Excerpts from a figure dataset

···

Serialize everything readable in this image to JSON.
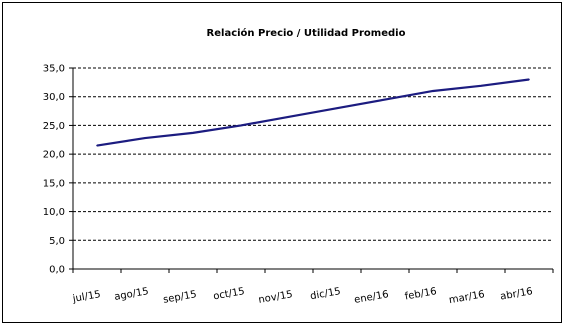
{
  "chart_data": {
    "type": "line",
    "title": "Relación Precio / Utilidad Promedio",
    "xlabel": "",
    "ylabel": "",
    "categories": [
      "jul/15",
      "ago/15",
      "sep/15",
      "oct/15",
      "nov/15",
      "dic/15",
      "ene/16",
      "feb/16",
      "mar/16",
      "abr/16"
    ],
    "series": [
      {
        "values": [
          21.5,
          22.8,
          23.7,
          25.0,
          26.5,
          28.0,
          29.5,
          31.0,
          31.9,
          33.0
        ]
      }
    ],
    "ylim": [
      0,
      35
    ],
    "yticks": [
      "0,0",
      "5,0",
      "10,0",
      "15,0",
      "20,0",
      "25,0",
      "30,0",
      "35,0"
    ],
    "grid": "horizontal dashed",
    "legend": "none",
    "colors": {
      "line": "#1c1c80",
      "grid": "#000000"
    }
  }
}
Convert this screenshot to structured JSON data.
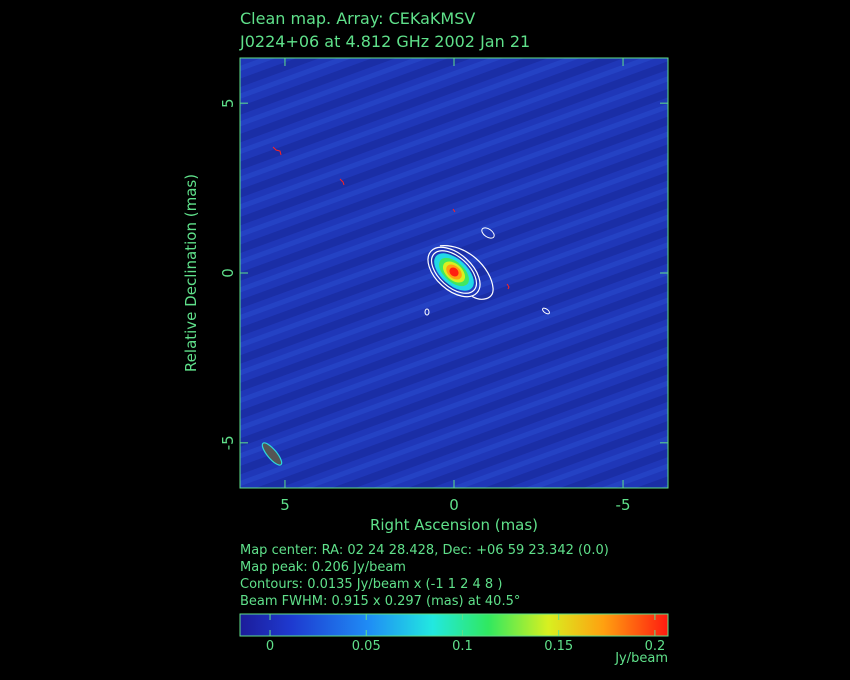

···

◆ **Instructions to follow**:
Send back the data above word for word, with the pictures left out.

◆ **Result**:
Serialize everything readable in this image to JSON.
{
  "chart_data": {
    "type": "line",
    "title": "Relación Precio / Utilidad Promedio",
    "xlabel": "",
    "ylabel": "",
    "categories": [
      "jul/15",
      "ago/15",
      "sep/15",
      "oct/15",
      "nov/15",
      "dic/15",
      "ene/16",
      "feb/16",
      "mar/16",
      "abr/16"
    ],
    "series": [
      {
        "values": [
          21.5,
          22.8,
          23.7,
          25.0,
          26.5,
          28.0,
          29.5,
          31.0,
          31.9,
          33.0
        ]
      }
    ],
    "ylim": [
      0,
      35
    ],
    "yticks": [
      "0,0",
      "5,0",
      "10,0",
      "15,0",
      "20,0",
      "25,0",
      "30,0",
      "35,0"
    ],
    "grid": "horizontal dashed",
    "legend": "none",
    "colors": {
      "line": "#1c1c80",
      "grid": "#000000"
    }
  }
}
Convert this screenshot to structured JSON data.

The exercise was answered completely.